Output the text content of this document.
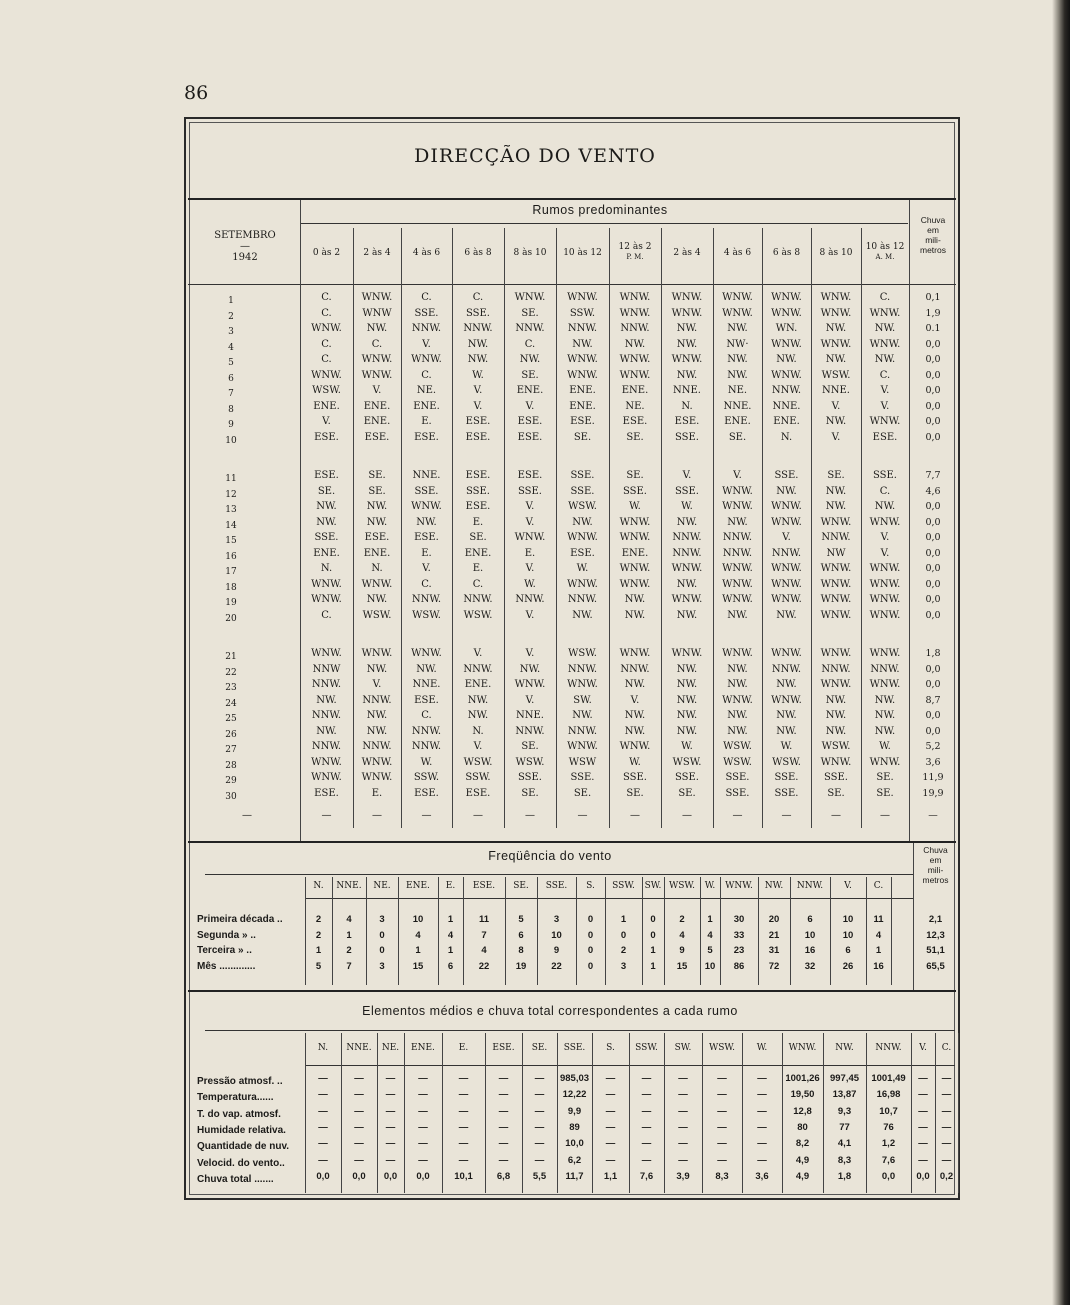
86
DIRECÇÃO DO VENTO
SETEMBRO
—
1942
Rumos predominantes
Chuva
em
mili-
metros
0 às 2	2 às 4	4 às 6	6 às 8	8 às 10	10 às 12
12 às 2
P. M.	2 às 4	4 às 6	6 às 8	8 às 10
10 às 12
A. M.
1	C.	WNW.	C.	C.	WNW.	WNW.	WNW.	WNW.	WNW.	WNW.	WNW.	C.	0,1
2	C.	WNW	SSE.	SSE.	SE.	SSW.	WNW.	WNW.	WNW.	WNW.	WNW.	WNW.	1,9
3	WNW.	NW.	NNW.	NNW.	NNW.	NNW.	NNW.	NW.	NW.	WN.	NW.	NW.	0.1
4	C.	C.	V.	NW.	C.	NW.	NW.	NW.	NW·	WNW.	WNW.	WNW.	0,0
5	C.	WNW.	WNW.	NW.	NW.	WNW.	WNW.	WNW.	NW.	NW.	NW.	NW.	0,0
6	WNW.	WNW.	C.	W.	SE.	WNW.	WNW.	NW.	NW.	WNW.	WSW.	C.	0,0
7	WSW.	V.	NE.	V.	ENE.	ENE.	ENE.	NNE.	NE.	NNW.	NNE.	V.	0,0
8	ENE.	ENE.	ENE.	V.	V.	ENE.	NE.	N.	NNE.	NNE.	V.	V.	0,0
9	V.	ENE.	E.	ESE.	ESE.	ESE.	ESE.	ESE.	ENE.	ENE.	NW.	WNW.	0,0
10	ESE.	ESE.	ESE.	ESE.	ESE.	SE.	SE.	SSE.	SE.	N.	V.	ESE.	0,0
11	ESE.	SE.	NNE.	ESE.	ESE.	SSE.	SE.	V.	V.	SSE.	SE.	SSE.	7,7
12	SE.	SE.	SSE.	SSE.	SSE.	SSE.	SSE.	SSE.	WNW.	NW.	NW.	C.	4,6
13	NW.	NW.	WNW.	ESE.	V.	WSW.	W.	W.	WNW.	WNW.	NW.	NW.	0,0
14	NW.	NW.	NW.	E.	V.	NW.	WNW.	NW.	NW.	WNW.	WNW.	WNW.	0,0
15	SSE.	ESE.	ESE.	SE.	WNW.	WNW.	WNW.	NNW.	NNW.	V.	NNW.	V.	0,0
16	ENE.	ENE.	E.	ENE.	E.	ESE.	ENE.	NNW.	NNW.	NNW.	NW	V.	0,0
17	N.	N.	V.	E.	V.	W.	WNW.	WNW.	WNW.	WNW.	WNW.	WNW.	0,0
18	WNW.	WNW.	C.	C.	W.	WNW.	WNW.	NW.	WNW.	WNW.	WNW.	WNW.	0,0
19	WNW.	NW.	NNW.	NNW.	NNW.	NNW.	NW.	WNW.	WNW.	WNW.	WNW.	WNW.	0,0
20	C.	WSW.	WSW.	WSW.	V.	NW.	NW.	NW.	NW.	NW.	WNW.	WNW.	0,0
21	WNW.	WNW.	WNW.	V.	V.	WSW.	WNW.	WNW.	WNW.	WNW.	WNW.	WNW.	1,8
22	NNW	NW.	NW.	NNW.	NW.	NNW.	NNW.	NW.	NW.	NNW.	NNW.	NNW.	0,0
23	NNW.	V.	NNE.	ENE.	WNW.	WNW.	NW.	NW.	NW.	NW.	WNW.	WNW.	0,0
24	NW.	NNW.	ESE.	NW.	V.	SW.	V.	NW.	WNW.	WNW.	NW.	NW.	8,7
25	NNW.	NW.	C.	NW.	NNE.	NW.	NW.	NW.	NW.	NW.	NW.	NW.	0,0
26	NW.	NW.	NNW.	N.	NNW.	NNW.	NW.	NW.	NW.	NW.	NW.	NW.	0,0
27	NNW.	NNW.	NNW.	V.	SE.	WNW.	WNW.	W.	WSW.	W.	WSW.	W.	5,2
28	WNW.	WNW.	W.	WSW.	WSW.	WSW	W.	WSW.	WSW.	WSW.	WNW.	WNW.	3,6
29	WNW.	WNW.	SSW.	SSW.	SSE.	SSE.	SSE.	SSE.	SSE.	SSE.	SSE.	SE.	11,9
30	ESE.	E.	ESE.	ESE.	SE.	SE.	SE.	SE.	SSE.	SSE.	SE.	SE.	19,9
—	—	—	—	—	—	—	—	—	—	—	—	—	—
Freqüência do vento	Chuva
em
mili-
metros
N.	NNE.	NE.	ENE.	E.	ESE.	SE.	SSE.	S.	SSW.	SW. WSW.	W.	WNW.	NW.	NNW.	V.	C.
Primeira década ..	2	4	3	10	1	11	5	3	0	1	0	2	1	30	20	6	10	11	2,1
Segunda » ..	2	1	0	4	4	7	6	10	0	0	0	4	4	33	21	10	10	4	12,3
Terceira » ..	1	2	0	1	1	4	8	9	0	2	1	9	5	23	31	16	6	1	51,1
Mês .............	5	7	3	15	6	22	19	22	0	3	1	15	10	86	72	32	26	16	65,5
Elementos médios e chuva total correspondentes a cada rumo
N.	NNE.	NE.	ENE.	E.	ESE.	SE.	SSE.	S.	SSW.	SW.	WSW.	W.	WNW.	NW.	NNW.	V.	C.
Pressão atmosf. ..	—	—	—	—	—	—	—	985,03	—	—	—	—	—	1001,26	997,45	1001,49	—	—
Temperatura......	—	—	—	—	—	—	—	12,22	—	—	—	—	—	19,50	13,87	16,98	—	—
T. do vap. atmosf.	—	—	—	—	—	—	—	9,9	—	—	—	—	—	12,8	9,3	10,7	—	—
Humidade relativa.	—	—	—	—	—	—	—	89	—	—	—	—	—	80	77	76	—	—
Quantidade de nuv.	—	—	—	—	—	—	—	10,0	—	—	—	—	—	8,2	4,1	1,2	—	—
Velocid. do vento..	—	—	—	—	—	—	—	6,2	—	—	—	—	—	4,9	8,3	7,6	—	—
Chuva total .......	0,0	0,0	0,0	0,0	10,1	6,8	5,5	11,7	1,1	7,6	3,9	8,3	3,6	4,9	1,8	0,0	0,0	0,2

### TASK DESCRIPTION
Copy every line in the entries above that has the string "total" in it.

### FINAL RESULT
Elementos médios e chuva total correspondentes a cada rumo
Chuva total .......	0,0	0,0	0,0	0,0	10,1	6,8	5,5	11,7	1,1	7,6	3,9	8,3	3,6	4,9	1,8	0,0	0,0	0,2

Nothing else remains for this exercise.